◆ Exercise instructions:
Will you transcribe the entries that follow, exactly and in full?

Entries with figure data
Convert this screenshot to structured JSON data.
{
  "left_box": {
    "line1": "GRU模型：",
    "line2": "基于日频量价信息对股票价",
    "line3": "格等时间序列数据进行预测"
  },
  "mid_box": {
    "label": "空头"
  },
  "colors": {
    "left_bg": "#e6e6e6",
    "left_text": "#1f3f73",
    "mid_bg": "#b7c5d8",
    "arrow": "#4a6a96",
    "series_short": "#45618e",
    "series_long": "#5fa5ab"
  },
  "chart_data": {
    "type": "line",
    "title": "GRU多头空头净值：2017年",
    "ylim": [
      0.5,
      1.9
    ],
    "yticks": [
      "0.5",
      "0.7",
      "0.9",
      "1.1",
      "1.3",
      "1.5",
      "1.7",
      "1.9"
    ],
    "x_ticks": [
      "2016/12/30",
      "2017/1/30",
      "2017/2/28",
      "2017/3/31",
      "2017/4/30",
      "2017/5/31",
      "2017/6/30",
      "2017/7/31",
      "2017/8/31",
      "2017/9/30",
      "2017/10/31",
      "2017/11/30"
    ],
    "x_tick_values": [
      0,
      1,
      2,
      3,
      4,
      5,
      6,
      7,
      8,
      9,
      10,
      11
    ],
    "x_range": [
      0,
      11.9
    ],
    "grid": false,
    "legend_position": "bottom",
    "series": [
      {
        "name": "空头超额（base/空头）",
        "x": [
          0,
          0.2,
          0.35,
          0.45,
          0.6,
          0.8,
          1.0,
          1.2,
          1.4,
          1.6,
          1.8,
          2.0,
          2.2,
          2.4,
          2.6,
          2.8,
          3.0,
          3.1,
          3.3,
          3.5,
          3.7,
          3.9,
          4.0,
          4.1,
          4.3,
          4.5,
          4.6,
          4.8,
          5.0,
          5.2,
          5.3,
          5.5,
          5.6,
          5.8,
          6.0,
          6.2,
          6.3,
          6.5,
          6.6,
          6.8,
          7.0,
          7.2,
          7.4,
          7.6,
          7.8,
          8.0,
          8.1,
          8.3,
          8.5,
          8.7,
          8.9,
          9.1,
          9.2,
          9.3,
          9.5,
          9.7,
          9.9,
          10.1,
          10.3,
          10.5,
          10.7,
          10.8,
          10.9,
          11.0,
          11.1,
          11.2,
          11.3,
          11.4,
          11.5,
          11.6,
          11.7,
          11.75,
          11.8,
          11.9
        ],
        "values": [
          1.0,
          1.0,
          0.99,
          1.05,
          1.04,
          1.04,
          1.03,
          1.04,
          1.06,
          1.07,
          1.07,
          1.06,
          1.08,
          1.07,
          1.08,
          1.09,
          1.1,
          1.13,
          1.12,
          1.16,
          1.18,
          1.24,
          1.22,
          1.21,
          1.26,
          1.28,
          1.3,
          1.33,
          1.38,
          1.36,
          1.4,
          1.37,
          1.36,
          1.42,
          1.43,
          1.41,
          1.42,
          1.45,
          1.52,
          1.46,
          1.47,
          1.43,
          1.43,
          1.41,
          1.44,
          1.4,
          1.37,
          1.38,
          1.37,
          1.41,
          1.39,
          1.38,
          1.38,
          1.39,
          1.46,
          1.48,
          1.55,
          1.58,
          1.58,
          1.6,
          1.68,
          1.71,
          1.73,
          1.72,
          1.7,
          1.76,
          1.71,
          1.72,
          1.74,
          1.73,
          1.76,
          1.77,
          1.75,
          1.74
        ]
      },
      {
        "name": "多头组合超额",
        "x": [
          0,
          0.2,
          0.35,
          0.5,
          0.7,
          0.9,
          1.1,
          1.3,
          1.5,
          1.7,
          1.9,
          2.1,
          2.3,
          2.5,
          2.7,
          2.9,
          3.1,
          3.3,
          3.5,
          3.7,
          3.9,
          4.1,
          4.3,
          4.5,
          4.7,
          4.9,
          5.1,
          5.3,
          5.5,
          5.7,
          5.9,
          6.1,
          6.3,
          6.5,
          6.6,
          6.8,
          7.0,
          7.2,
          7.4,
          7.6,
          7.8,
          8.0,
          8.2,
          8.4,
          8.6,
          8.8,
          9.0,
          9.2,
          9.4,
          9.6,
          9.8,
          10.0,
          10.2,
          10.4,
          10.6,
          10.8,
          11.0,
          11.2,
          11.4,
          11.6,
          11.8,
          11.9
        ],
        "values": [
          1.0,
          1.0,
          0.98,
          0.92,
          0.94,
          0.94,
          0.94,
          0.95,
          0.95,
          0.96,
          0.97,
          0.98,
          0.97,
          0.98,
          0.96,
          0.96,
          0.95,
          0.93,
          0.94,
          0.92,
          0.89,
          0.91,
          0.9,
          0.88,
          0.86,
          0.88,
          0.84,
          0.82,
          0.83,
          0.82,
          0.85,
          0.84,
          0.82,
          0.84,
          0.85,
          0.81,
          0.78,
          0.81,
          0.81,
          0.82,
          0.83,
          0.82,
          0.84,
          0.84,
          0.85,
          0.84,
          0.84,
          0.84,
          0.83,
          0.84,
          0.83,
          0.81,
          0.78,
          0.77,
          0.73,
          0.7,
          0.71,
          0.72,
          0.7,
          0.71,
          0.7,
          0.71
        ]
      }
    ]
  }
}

◆ Answer to this problem:
Convert this screenshot to structured JSON data.
{
  "left_box": {
    "line1": "GRU模型：",
    "line2": "基于日频量价信息对股票价",
    "line3": "格等时间序列数据进行预测"
  },
  "mid_box": {
    "label": "空头"
  },
  "colors": {
    "left_bg": "#e6e6e6",
    "left_text": "#1f3f73",
    "mid_bg": "#b7c5d8",
    "arrow": "#4a6a96",
    "series_short": "#45618e",
    "series_long": "#5fa5ab"
  },
  "chart_data": {
    "type": "line",
    "title": "GRU多头空头净值：2017年",
    "ylim": [
      0.5,
      1.9
    ],
    "yticks": [
      "0.5",
      "0.7",
      "0.9",
      "1.1",
      "1.3",
      "1.5",
      "1.7",
      "1.9"
    ],
    "x_ticks": [
      "2016/12/30",
      "2017/1/30",
      "2017/2/28",
      "2017/3/31",
      "2017/4/30",
      "2017/5/31",
      "2017/6/30",
      "2017/7/31",
      "2017/8/31",
      "2017/9/30",
      "2017/10/31",
      "2017/11/30"
    ],
    "x_tick_values": [
      0,
      1,
      2,
      3,
      4,
      5,
      6,
      7,
      8,
      9,
      10,
      11
    ],
    "x_range": [
      0,
      11.9
    ],
    "grid": false,
    "legend_position": "bottom",
    "series": [
      {
        "name": "空头超额（base/空头）",
        "x": [
          0,
          0.2,
          0.35,
          0.45,
          0.6,
          0.8,
          1.0,
          1.2,
          1.4,
          1.6,
          1.8,
          2.0,
          2.2,
          2.4,
          2.6,
          2.8,
          3.0,
          3.1,
          3.3,
          3.5,
          3.7,
          3.9,
          4.0,
          4.1,
          4.3,
          4.5,
          4.6,
          4.8,
          5.0,
          5.2,
          5.3,
          5.5,
          5.6,
          5.8,
          6.0,
          6.2,
          6.3,
          6.5,
          6.6,
          6.8,
          7.0,
          7.2,
          7.4,
          7.6,
          7.8,
          8.0,
          8.1,
          8.3,
          8.5,
          8.7,
          8.9,
          9.1,
          9.2,
          9.3,
          9.5,
          9.7,
          9.9,
          10.1,
          10.3,
          10.5,
          10.7,
          10.8,
          10.9,
          11.0,
          11.1,
          11.2,
          11.3,
          11.4,
          11.5,
          11.6,
          11.7,
          11.75,
          11.8,
          11.9
        ],
        "values": [
          1.0,
          1.0,
          0.99,
          1.05,
          1.04,
          1.04,
          1.03,
          1.04,
          1.06,
          1.07,
          1.07,
          1.06,
          1.08,
          1.07,
          1.08,
          1.09,
          1.1,
          1.13,
          1.12,
          1.16,
          1.18,
          1.24,
          1.22,
          1.21,
          1.26,
          1.28,
          1.3,
          1.33,
          1.38,
          1.36,
          1.4,
          1.37,
          1.36,
          1.42,
          1.43,
          1.41,
          1.42,
          1.45,
          1.52,
          1.46,
          1.47,
          1.43,
          1.43,
          1.41,
          1.44,
          1.4,
          1.37,
          1.38,
          1.37,
          1.41,
          1.39,
          1.38,
          1.38,
          1.39,
          1.46,
          1.48,
          1.55,
          1.58,
          1.58,
          1.6,
          1.68,
          1.71,
          1.73,
          1.72,
          1.7,
          1.76,
          1.71,
          1.72,
          1.74,
          1.73,
          1.76,
          1.77,
          1.75,
          1.74
        ]
      },
      {
        "name": "多头组合超额",
        "x": [
          0,
          0.2,
          0.35,
          0.5,
          0.7,
          0.9,
          1.1,
          1.3,
          1.5,
          1.7,
          1.9,
          2.1,
          2.3,
          2.5,
          2.7,
          2.9,
          3.1,
          3.3,
          3.5,
          3.7,
          3.9,
          4.1,
          4.3,
          4.5,
          4.7,
          4.9,
          5.1,
          5.3,
          5.5,
          5.7,
          5.9,
          6.1,
          6.3,
          6.5,
          6.6,
          6.8,
          7.0,
          7.2,
          7.4,
          7.6,
          7.8,
          8.0,
          8.2,
          8.4,
          8.6,
          8.8,
          9.0,
          9.2,
          9.4,
          9.6,
          9.8,
          10.0,
          10.2,
          10.4,
          10.6,
          10.8,
          11.0,
          11.2,
          11.4,
          11.6,
          11.8,
          11.9
        ],
        "values": [
          1.0,
          1.0,
          0.98,
          0.92,
          0.94,
          0.94,
          0.94,
          0.95,
          0.95,
          0.96,
          0.97,
          0.98,
          0.97,
          0.98,
          0.96,
          0.96,
          0.95,
          0.93,
          0.94,
          0.92,
          0.89,
          0.91,
          0.9,
          0.88,
          0.86,
          0.88,
          0.84,
          0.82,
          0.83,
          0.82,
          0.85,
          0.84,
          0.82,
          0.84,
          0.85,
          0.81,
          0.78,
          0.81,
          0.81,
          0.82,
          0.83,
          0.82,
          0.84,
          0.84,
          0.85,
          0.84,
          0.84,
          0.84,
          0.83,
          0.84,
          0.83,
          0.81,
          0.78,
          0.77,
          0.73,
          0.7,
          0.71,
          0.72,
          0.7,
          0.71,
          0.7,
          0.71
        ]
      }
    ]
  }
}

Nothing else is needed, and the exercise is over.